> [Work instructions]:
Find every line of the listing below where "title" appears, and copy it.

> [Data shown]:
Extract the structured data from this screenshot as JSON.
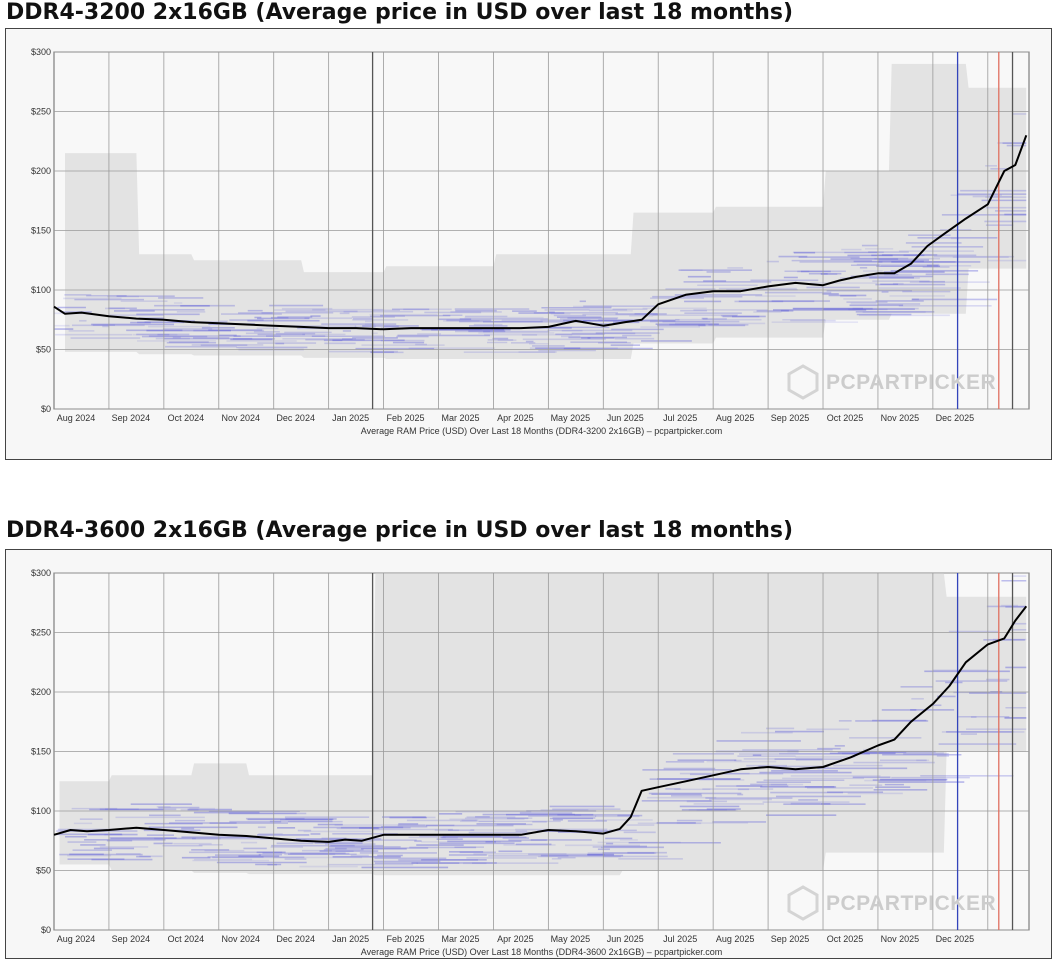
{
  "chart_data": [
    {
      "type": "line",
      "title": "DDR4-3200 2x16GB (Average price in USD over last 18 months)",
      "xlabel": "Average RAM Price (USD) Over Last 18 Months (DDR4-3200 2x16GB) – pcpartpicker.com",
      "ylabel": "",
      "ylim": [
        0,
        300
      ],
      "y_ticks": [
        "$0",
        "$50",
        "$100",
        "$150",
        "$200",
        "$250",
        "$300"
      ],
      "y_tick_values": [
        0,
        50,
        100,
        150,
        200,
        250,
        300
      ],
      "x_range": [
        0,
        17.75
      ],
      "x_ticks": [
        "Aug 2024",
        "Sep 2024",
        "Oct 2024",
        "Nov 2024",
        "Dec 2024",
        "Jan 2025",
        "Feb 2025",
        "Mar 2025",
        "Apr 2025",
        "May 2025",
        "Jun 2025",
        "Jul 2025",
        "Aug 2025",
        "Sep 2025",
        "Oct 2025",
        "Nov 2025",
        "Dec 2025"
      ],
      "grid": true,
      "watermark": "PCPARTPICKER",
      "series": [
        {
          "name": "Average price",
          "x": [
            0,
            0.2,
            0.5,
            1,
            1.5,
            2,
            2.5,
            3,
            3.5,
            4,
            4.5,
            5,
            5.5,
            6,
            6.5,
            7,
            7.5,
            8,
            8.5,
            9,
            9.5,
            10,
            10.15,
            10.4,
            10.7,
            11,
            11.5,
            12,
            12.5,
            13,
            13.5,
            14,
            14.3,
            14.6,
            15,
            15.3,
            15.6,
            15.9,
            16.2,
            16.6,
            17,
            17.3,
            17.5,
            17.7
          ],
          "values": [
            86,
            80,
            81,
            78,
            76,
            75,
            73,
            72,
            71,
            70,
            69,
            68,
            68,
            67,
            68,
            68,
            68,
            68,
            68,
            69,
            74,
            70,
            71,
            73,
            75,
            88,
            96,
            99,
            99,
            103,
            106,
            104,
            108,
            111,
            114,
            114,
            122,
            137,
            147,
            160,
            172,
            200,
            205,
            230
          ]
        }
      ],
      "range_band": {
        "x": [
          0.2,
          1.5,
          1.55,
          2.5,
          2.55,
          4.5,
          4.55,
          6,
          6.05,
          8,
          8.05,
          10.5,
          10.55,
          12,
          12.05,
          14,
          14.05,
          15.2,
          15.25,
          16.6,
          16.65,
          17.7
        ],
        "upper": [
          215,
          215,
          130,
          130,
          125,
          125,
          115,
          115,
          120,
          120,
          130,
          130,
          165,
          165,
          170,
          170,
          200,
          200,
          290,
          290,
          270,
          270
        ],
        "lower": [
          48,
          48,
          46,
          46,
          45,
          45,
          43,
          43,
          42,
          42,
          42,
          42,
          55,
          55,
          60,
          60,
          75,
          75,
          80,
          80,
          118,
          118
        ]
      },
      "markers": [
        {
          "x": 5.8,
          "color": "#555555"
        },
        {
          "x": 16.45,
          "color": "#3344bb"
        },
        {
          "x": 17.2,
          "color": "#e07060"
        },
        {
          "x": 17.45,
          "color": "#555555"
        }
      ]
    },
    {
      "type": "line",
      "title": "DDR4-3600 2x16GB (Average price in USD over last 18 months)",
      "xlabel": "Average RAM Price (USD) Over Last 18 Months (DDR4-3600 2x16GB) – pcpartpicker.com",
      "ylabel": "",
      "ylim": [
        0,
        300
      ],
      "y_ticks": [
        "$0",
        "$50",
        "$100",
        "$150",
        "$200",
        "$250",
        "$300"
      ],
      "y_tick_values": [
        0,
        50,
        100,
        150,
        200,
        250,
        300
      ],
      "x_range": [
        0,
        17.75
      ],
      "x_ticks": [
        "Aug 2024",
        "Sep 2024",
        "Oct 2024",
        "Nov 2024",
        "Dec 2024",
        "Jan 2025",
        "Feb 2025",
        "Mar 2025",
        "Apr 2025",
        "May 2025",
        "Jun 2025",
        "Jul 2025",
        "Aug 2025",
        "Sep 2025",
        "Oct 2025",
        "Nov 2025",
        "Dec 2025"
      ],
      "grid": true,
      "watermark": "PCPARTPICKER",
      "series": [
        {
          "name": "Average price",
          "x": [
            0,
            0.3,
            0.6,
            1,
            1.5,
            2,
            2.5,
            3,
            3.5,
            4,
            4.5,
            5,
            5.3,
            5.6,
            6,
            6.5,
            7,
            7.5,
            8,
            8.5,
            9,
            9.5,
            10,
            10.3,
            10.5,
            10.7,
            11,
            11.5,
            12,
            12.5,
            13,
            13.5,
            14,
            14.5,
            15,
            15.3,
            15.6,
            16,
            16.3,
            16.6,
            17,
            17.3,
            17.5,
            17.7
          ],
          "values": [
            80,
            84,
            83,
            84,
            86,
            84,
            82,
            80,
            79,
            77,
            75,
            74,
            76,
            75,
            80,
            80,
            80,
            80,
            80,
            80,
            84,
            83,
            81,
            85,
            95,
            117,
            120,
            125,
            130,
            135,
            137,
            135,
            137,
            145,
            155,
            160,
            175,
            190,
            205,
            225,
            240,
            245,
            260,
            272
          ]
        }
      ],
      "range_band": {
        "x": [
          0.1,
          1.0,
          1.05,
          2.5,
          2.55,
          3.5,
          3.55,
          5.8,
          5.85,
          10.3,
          10.35,
          14,
          14.05,
          16.2,
          16.25,
          17.7
        ],
        "upper": [
          125,
          125,
          130,
          130,
          140,
          140,
          130,
          130,
          300,
          300,
          300,
          300,
          300,
          300,
          280,
          280
        ],
        "lower": [
          55,
          55,
          50,
          50,
          48,
          48,
          47,
          47,
          46,
          46,
          50,
          50,
          65,
          65,
          150,
          150
        ]
      },
      "markers": [
        {
          "x": 5.8,
          "color": "#555555"
        },
        {
          "x": 16.45,
          "color": "#3344bb"
        },
        {
          "x": 17.2,
          "color": "#e07060"
        },
        {
          "x": 17.45,
          "color": "#555555"
        }
      ]
    }
  ]
}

> [Written reply]:
      "title": "DDR4-3200 2x16GB (Average price in USD over last 18 months)",
      "title": "DDR4-3600 2x16GB (Average price in USD over last 18 months)",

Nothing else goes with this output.